_TASK BRIEF_
Output the data below line for line, with no changes.

_INFORMATION SHOWN_
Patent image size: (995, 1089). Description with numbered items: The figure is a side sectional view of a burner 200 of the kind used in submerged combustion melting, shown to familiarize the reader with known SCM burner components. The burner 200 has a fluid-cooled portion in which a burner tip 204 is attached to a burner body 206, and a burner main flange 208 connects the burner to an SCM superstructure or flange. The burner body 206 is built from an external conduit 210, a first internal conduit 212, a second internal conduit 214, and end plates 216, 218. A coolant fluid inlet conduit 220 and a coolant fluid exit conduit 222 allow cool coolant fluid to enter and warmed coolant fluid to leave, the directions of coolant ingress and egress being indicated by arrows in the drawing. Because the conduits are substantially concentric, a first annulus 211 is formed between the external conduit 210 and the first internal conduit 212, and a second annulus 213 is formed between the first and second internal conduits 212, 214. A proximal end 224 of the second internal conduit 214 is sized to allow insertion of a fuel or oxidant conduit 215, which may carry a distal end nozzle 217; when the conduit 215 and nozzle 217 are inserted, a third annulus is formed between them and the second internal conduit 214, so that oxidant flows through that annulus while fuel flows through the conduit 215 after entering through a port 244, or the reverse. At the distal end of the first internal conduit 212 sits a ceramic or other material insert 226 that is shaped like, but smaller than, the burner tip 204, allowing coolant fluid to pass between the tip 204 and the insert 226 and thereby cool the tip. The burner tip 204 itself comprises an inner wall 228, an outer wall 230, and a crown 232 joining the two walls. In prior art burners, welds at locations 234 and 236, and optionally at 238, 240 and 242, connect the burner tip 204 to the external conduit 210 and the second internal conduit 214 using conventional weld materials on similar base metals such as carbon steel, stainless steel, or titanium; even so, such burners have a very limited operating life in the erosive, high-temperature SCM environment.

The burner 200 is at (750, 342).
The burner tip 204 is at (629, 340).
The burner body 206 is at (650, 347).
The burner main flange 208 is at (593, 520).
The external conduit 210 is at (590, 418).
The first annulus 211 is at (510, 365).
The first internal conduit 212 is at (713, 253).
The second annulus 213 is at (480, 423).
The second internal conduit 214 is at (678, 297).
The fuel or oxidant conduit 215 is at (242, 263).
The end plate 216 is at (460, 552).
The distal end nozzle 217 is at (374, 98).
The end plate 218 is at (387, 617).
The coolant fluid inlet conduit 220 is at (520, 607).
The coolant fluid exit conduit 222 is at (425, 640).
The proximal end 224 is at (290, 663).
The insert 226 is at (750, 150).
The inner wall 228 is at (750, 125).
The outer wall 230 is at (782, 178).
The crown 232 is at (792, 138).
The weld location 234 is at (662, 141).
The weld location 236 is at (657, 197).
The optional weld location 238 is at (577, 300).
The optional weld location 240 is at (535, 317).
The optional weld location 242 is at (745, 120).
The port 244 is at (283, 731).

_OUTPUT FOR THIS TASK_
Patent image size: (995, 1089). Description with numbered items: The figure is a side sectional view of a burner 200 of the kind used in submerged combustion melting, shown to familiarize the reader with known SCM burner components. The burner 200 has a fluid-cooled portion in which a burner tip 204 is attached to a burner body 206, and a burner main flange 208 connects the burner to an SCM superstructure or flange. The burner body 206 is built from an external conduit 210, a first internal conduit 212, a second internal conduit 214, and end plates 216, 218. A coolant fluid inlet conduit 220 and a coolant fluid exit conduit 222 allow cool coolant fluid to enter and warmed coolant fluid to leave, the directions of coolant ingress and egress being indicated by arrows in the drawing. Because the conduits are substantially concentric, a first annulus 211 is formed between the external conduit 210 and the first internal conduit 212, and a second annulus 213 is formed between the first and second internal conduits 212, 214. A proximal end 224 of the second internal conduit 214 is sized to allow insertion of a fuel or oxidant conduit 215, which may carry a distal end nozzle 217; when the conduit 215 and nozzle 217 are inserted, a third annulus is formed between them and the second internal conduit 214, so that oxidant flows through that annulus while fuel flows through the conduit 215 after entering through a port 244, or the reverse. At the distal end of the first internal conduit 212 sits a ceramic or other material insert 226 that is shaped like, but smaller than, the burner tip 204, allowing coolant fluid to pass between the tip 204 and the insert 226 and thereby cool the tip. The burner tip 204 itself comprises an inner wall 228, an outer wall 230, and a crown 232 joining the two walls. In prior art burners, welds at locations 234 and 236, and optionally at 238, 240 and 242, connect the burner tip 204 to the external conduit 210 and the second internal conduit 214 using conventional weld materials on similar base metals such as carbon steel, stainless steel, or titanium; even so, such burners have a very limited operating life in the erosive, high-temperature SCM environment.

The burner 200 is at (750, 342).
The burner tip 204 is at (629, 340).
The burner body 206 is at (650, 347).
The burner main flange 208 is at (593, 520).
The external conduit 210 is at (590, 418).
The first annulus 211 is at (510, 365).
The first internal conduit 212 is at (713, 253).
The second annulus 213 is at (480, 423).
The second internal conduit 214 is at (678, 297).
The fuel or oxidant conduit 215 is at (242, 263).
The end plate 216 is at (460, 552).
The distal end nozzle 217 is at (374, 98).
The end plate 218 is at (387, 617).
The coolant fluid inlet conduit 220 is at (520, 607).
The coolant fluid exit conduit 222 is at (425, 640).
The proximal end 224 is at (290, 663).
The insert 226 is at (750, 150).
The inner wall 228 is at (750, 125).
The outer wall 230 is at (782, 178).
The crown 232 is at (792, 138).
The weld location 234 is at (662, 141).
The weld location 236 is at (657, 197).
The optional weld location 238 is at (577, 300).
The optional weld location 240 is at (535, 317).
The optional weld location 242 is at (745, 120).
The port 244 is at (283, 731).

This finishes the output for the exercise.